# TO BE DONE
Reproduce each record exactly.

* START EXERCISE MATERIAL *

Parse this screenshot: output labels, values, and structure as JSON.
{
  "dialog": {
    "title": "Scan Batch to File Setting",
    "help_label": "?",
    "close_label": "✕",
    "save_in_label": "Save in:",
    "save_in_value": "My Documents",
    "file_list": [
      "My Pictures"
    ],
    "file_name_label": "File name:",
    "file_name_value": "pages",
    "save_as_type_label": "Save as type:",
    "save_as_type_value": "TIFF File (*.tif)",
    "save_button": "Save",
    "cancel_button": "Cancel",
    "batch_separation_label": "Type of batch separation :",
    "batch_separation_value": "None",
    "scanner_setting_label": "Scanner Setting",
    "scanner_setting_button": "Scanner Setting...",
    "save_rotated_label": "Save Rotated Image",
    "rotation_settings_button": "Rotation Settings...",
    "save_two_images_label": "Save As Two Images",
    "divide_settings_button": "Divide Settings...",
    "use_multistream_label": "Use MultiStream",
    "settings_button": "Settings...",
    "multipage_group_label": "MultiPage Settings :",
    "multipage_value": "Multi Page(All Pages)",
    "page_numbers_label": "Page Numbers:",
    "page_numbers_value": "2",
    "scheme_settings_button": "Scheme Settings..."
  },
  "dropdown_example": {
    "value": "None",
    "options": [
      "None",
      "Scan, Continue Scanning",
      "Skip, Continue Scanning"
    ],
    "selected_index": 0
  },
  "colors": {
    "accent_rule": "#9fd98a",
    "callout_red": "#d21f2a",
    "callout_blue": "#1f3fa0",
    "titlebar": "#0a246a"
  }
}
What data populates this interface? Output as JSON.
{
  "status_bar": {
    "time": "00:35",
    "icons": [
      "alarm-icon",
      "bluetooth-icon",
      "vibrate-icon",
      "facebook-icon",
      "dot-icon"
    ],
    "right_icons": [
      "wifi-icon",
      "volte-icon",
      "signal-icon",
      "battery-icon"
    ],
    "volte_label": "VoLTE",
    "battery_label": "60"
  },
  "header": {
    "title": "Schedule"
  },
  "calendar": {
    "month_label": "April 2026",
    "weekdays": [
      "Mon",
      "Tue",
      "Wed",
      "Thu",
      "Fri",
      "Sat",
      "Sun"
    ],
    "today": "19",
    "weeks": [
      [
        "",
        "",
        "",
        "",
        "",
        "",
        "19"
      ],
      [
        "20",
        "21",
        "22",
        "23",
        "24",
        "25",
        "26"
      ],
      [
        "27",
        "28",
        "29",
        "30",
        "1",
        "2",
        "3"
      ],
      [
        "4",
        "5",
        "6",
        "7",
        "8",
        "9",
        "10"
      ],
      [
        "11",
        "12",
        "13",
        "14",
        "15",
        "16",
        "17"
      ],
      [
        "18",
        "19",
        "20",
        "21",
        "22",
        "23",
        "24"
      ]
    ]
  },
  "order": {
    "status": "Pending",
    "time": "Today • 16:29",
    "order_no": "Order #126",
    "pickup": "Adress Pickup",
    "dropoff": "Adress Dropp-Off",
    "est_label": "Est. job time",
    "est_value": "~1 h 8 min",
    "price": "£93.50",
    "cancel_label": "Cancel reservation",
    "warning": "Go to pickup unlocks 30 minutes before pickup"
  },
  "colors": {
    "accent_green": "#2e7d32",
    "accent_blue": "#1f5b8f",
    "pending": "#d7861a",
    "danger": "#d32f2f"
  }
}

* END EXERCISE MATERIAL *

# PROBLEM SOLUTION
Parse this screenshot: output labels, values, and structure as JSON.
{
  "dialog": {
    "title": "Scan Batch to File Setting",
    "help_label": "?",
    "close_label": "✕",
    "save_in_label": "Save in:",
    "save_in_value": "My Documents",
    "file_list": [
      "My Pictures"
    ],
    "file_name_label": "File name:",
    "file_name_value": "pages",
    "save_as_type_label": "Save as type:",
    "save_as_type_value": "TIFF File (*.tif)",
    "save_button": "Save",
    "cancel_button": "Cancel",
    "batch_separation_label": "Type of batch separation :",
    "batch_separation_value": "None",
    "scanner_setting_label": "Scanner Setting",
    "scanner_setting_button": "Scanner Setting...",
    "save_rotated_label": "Save Rotated Image",
    "rotation_settings_button": "Rotation Settings...",
    "save_two_images_label": "Save As Two Images",
    "divide_settings_button": "Divide Settings...",
    "use_multistream_label": "Use MultiStream",
    "settings_button": "Settings...",
    "multipage_group_label": "MultiPage Settings :",
    "multipage_value": "Multi Page(All Pages)",
    "page_numbers_label": "Page Numbers:",
    "page_numbers_value": "2",
    "scheme_settings_button": "Scheme Settings..."
  },
  "dropdown_example": {
    "value": "None",
    "options": [
      "None",
      "Scan, Continue Scanning",
      "Skip, Continue Scanning"
    ],
    "selected_index": 0
  },
  "colors": {
    "accent_rule": "#9fd98a",
    "callout_red": "#d21f2a",
    "callout_blue": "#1f3fa0",
    "titlebar": "#0a246a"
  }
}
What data populates this interface? Output as JSON.
{
  "status_bar": {
    "time": "00:35",
    "icons": [
      "alarm-icon",
      "bluetooth-icon",
      "vibrate-icon",
      "facebook-icon",
      "dot-icon"
    ],
    "right_icons": [
      "wifi-icon",
      "volte-icon",
      "signal-icon",
      "battery-icon"
    ],
    "volte_label": "VoLTE",
    "battery_label": "60"
  },
  "header": {
    "title": "Schedule"
  },
  "calendar": {
    "month_label": "April 2026",
    "weekdays": [
      "Mon",
      "Tue",
      "Wed",
      "Thu",
      "Fri",
      "Sat",
      "Sun"
    ],
    "today": "19",
    "weeks": [
      [
        "",
        "",
        "",
        "",
        "",
        "",
        "19"
      ],
      [
        "20",
        "21",
        "22",
        "23",
        "24",
        "25",
        "26"
      ],
      [
        "27",
        "28",
        "29",
        "30",
        "1",
        "2",
        "3"
      ],
      [
        "4",
        "5",
        "6",
        "7",
        "8",
        "9",
        "10"
      ],
      [
        "11",
        "12",
        "13",
        "14",
        "15",
        "16",
        "17"
      ],
      [
        "18",
        "19",
        "20",
        "21",
        "22",
        "23",
        "24"
      ]
    ]
  },
  "order": {
    "status": "Pending",
    "time": "Today • 16:29",
    "order_no": "Order #126",
    "pickup": "Adress Pickup",
    "dropoff": "Adress Dropp-Off",
    "est_label": "Est. job time",
    "est_value": "~1 h 8 min",
    "price": "£93.50",
    "cancel_label": "Cancel reservation",
    "warning": "Go to pickup unlocks 30 minutes before pickup"
  },
  "colors": {
    "accent_green": "#2e7d32",
    "accent_blue": "#1f5b8f",
    "pending": "#d7861a",
    "danger": "#d32f2f"
  }
}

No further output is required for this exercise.